▶ **Task details**
The entries below should be transcribed in their entirety, exactly as written.

— BEGIN Material for the task —

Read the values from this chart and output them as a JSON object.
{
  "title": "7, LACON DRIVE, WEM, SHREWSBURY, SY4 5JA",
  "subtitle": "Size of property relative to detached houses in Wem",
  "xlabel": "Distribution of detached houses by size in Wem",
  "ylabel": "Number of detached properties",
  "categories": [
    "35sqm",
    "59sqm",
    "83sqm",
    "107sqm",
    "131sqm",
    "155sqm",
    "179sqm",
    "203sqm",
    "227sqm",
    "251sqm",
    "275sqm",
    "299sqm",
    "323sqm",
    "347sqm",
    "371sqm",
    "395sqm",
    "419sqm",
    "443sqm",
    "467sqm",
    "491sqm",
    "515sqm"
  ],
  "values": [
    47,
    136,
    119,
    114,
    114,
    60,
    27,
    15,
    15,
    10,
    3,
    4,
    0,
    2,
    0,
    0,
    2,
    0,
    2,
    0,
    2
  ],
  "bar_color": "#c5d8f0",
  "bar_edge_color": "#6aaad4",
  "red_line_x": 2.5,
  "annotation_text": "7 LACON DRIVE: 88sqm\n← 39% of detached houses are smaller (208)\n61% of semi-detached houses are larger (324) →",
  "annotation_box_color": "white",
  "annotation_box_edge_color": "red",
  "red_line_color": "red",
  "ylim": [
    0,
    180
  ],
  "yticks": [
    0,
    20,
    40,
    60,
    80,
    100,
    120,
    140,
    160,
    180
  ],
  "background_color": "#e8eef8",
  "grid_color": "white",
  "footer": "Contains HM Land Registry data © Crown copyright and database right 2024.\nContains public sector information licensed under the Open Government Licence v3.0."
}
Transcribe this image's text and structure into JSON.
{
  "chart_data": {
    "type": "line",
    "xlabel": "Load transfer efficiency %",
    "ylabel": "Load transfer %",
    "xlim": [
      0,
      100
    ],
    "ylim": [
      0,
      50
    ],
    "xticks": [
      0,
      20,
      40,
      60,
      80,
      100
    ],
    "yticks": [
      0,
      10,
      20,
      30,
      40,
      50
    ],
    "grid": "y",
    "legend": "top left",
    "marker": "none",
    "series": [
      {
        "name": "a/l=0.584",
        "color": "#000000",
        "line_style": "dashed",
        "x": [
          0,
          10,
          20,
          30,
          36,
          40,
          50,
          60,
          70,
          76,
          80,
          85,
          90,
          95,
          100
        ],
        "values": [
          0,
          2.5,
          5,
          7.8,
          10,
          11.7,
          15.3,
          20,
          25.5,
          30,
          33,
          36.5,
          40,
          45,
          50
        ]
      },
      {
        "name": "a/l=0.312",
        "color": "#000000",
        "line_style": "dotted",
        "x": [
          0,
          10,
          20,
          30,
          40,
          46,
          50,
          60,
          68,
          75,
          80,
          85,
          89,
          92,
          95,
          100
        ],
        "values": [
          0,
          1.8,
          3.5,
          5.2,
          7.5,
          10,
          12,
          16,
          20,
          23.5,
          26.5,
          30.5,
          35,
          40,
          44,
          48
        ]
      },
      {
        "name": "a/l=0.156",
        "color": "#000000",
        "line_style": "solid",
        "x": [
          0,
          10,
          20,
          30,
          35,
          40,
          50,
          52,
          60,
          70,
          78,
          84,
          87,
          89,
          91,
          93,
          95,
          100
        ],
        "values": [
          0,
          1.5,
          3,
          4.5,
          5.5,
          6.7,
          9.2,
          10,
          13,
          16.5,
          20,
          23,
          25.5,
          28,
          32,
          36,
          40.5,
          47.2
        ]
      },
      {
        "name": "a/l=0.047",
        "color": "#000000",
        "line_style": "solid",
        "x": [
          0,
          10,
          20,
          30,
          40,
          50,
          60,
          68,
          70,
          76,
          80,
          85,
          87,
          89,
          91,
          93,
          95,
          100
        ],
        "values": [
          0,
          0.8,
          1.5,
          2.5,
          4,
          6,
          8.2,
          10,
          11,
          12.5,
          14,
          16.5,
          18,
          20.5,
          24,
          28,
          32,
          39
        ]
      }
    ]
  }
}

— END Material for the task —

▶ **Full output**
Read the values from this chart and output them as a JSON object.
{
  "title": "7, LACON DRIVE, WEM, SHREWSBURY, SY4 5JA",
  "subtitle": "Size of property relative to detached houses in Wem",
  "xlabel": "Distribution of detached houses by size in Wem",
  "ylabel": "Number of detached properties",
  "categories": [
    "35sqm",
    "59sqm",
    "83sqm",
    "107sqm",
    "131sqm",
    "155sqm",
    "179sqm",
    "203sqm",
    "227sqm",
    "251sqm",
    "275sqm",
    "299sqm",
    "323sqm",
    "347sqm",
    "371sqm",
    "395sqm",
    "419sqm",
    "443sqm",
    "467sqm",
    "491sqm",
    "515sqm"
  ],
  "values": [
    47,
    136,
    119,
    114,
    114,
    60,
    27,
    15,
    15,
    10,
    3,
    4,
    0,
    2,
    0,
    0,
    2,
    0,
    2,
    0,
    2
  ],
  "bar_color": "#c5d8f0",
  "bar_edge_color": "#6aaad4",
  "red_line_x": 2.5,
  "annotation_text": "7 LACON DRIVE: 88sqm\n← 39% of detached houses are smaller (208)\n61% of semi-detached houses are larger (324) →",
  "annotation_box_color": "white",
  "annotation_box_edge_color": "red",
  "red_line_color": "red",
  "ylim": [
    0,
    180
  ],
  "yticks": [
    0,
    20,
    40,
    60,
    80,
    100,
    120,
    140,
    160,
    180
  ],
  "background_color": "#e8eef8",
  "grid_color": "white",
  "footer": "Contains HM Land Registry data © Crown copyright and database right 2024.\nContains public sector information licensed under the Open Government Licence v3.0."
}
Transcribe this image's text and structure into JSON.
{
  "chart_data": {
    "type": "line",
    "xlabel": "Load transfer efficiency %",
    "ylabel": "Load transfer %",
    "xlim": [
      0,
      100
    ],
    "ylim": [
      0,
      50
    ],
    "xticks": [
      0,
      20,
      40,
      60,
      80,
      100
    ],
    "yticks": [
      0,
      10,
      20,
      30,
      40,
      50
    ],
    "grid": "y",
    "legend": "top left",
    "marker": "none",
    "series": [
      {
        "name": "a/l=0.584",
        "color": "#000000",
        "line_style": "dashed",
        "x": [
          0,
          10,
          20,
          30,
          36,
          40,
          50,
          60,
          70,
          76,
          80,
          85,
          90,
          95,
          100
        ],
        "values": [
          0,
          2.5,
          5,
          7.8,
          10,
          11.7,
          15.3,
          20,
          25.5,
          30,
          33,
          36.5,
          40,
          45,
          50
        ]
      },
      {
        "name": "a/l=0.312",
        "color": "#000000",
        "line_style": "dotted",
        "x": [
          0,
          10,
          20,
          30,
          40,
          46,
          50,
          60,
          68,
          75,
          80,
          85,
          89,
          92,
          95,
          100
        ],
        "values": [
          0,
          1.8,
          3.5,
          5.2,
          7.5,
          10,
          12,
          16,
          20,
          23.5,
          26.5,
          30.5,
          35,
          40,
          44,
          48
        ]
      },
      {
        "name": "a/l=0.156",
        "color": "#000000",
        "line_style": "solid",
        "x": [
          0,
          10,
          20,
          30,
          35,
          40,
          50,
          52,
          60,
          70,
          78,
          84,
          87,
          89,
          91,
          93,
          95,
          100
        ],
        "values": [
          0,
          1.5,
          3,
          4.5,
          5.5,
          6.7,
          9.2,
          10,
          13,
          16.5,
          20,
          23,
          25.5,
          28,
          32,
          36,
          40.5,
          47.2
        ]
      },
      {
        "name": "a/l=0.047",
        "color": "#000000",
        "line_style": "solid",
        "x": [
          0,
          10,
          20,
          30,
          40,
          50,
          60,
          68,
          70,
          76,
          80,
          85,
          87,
          89,
          91,
          93,
          95,
          100
        ],
        "values": [
          0,
          0.8,
          1.5,
          2.5,
          4,
          6,
          8.2,
          10,
          11,
          12.5,
          14,
          16.5,
          18,
          20.5,
          24,
          28,
          32,
          39
        ]
      }
    ]
  }
}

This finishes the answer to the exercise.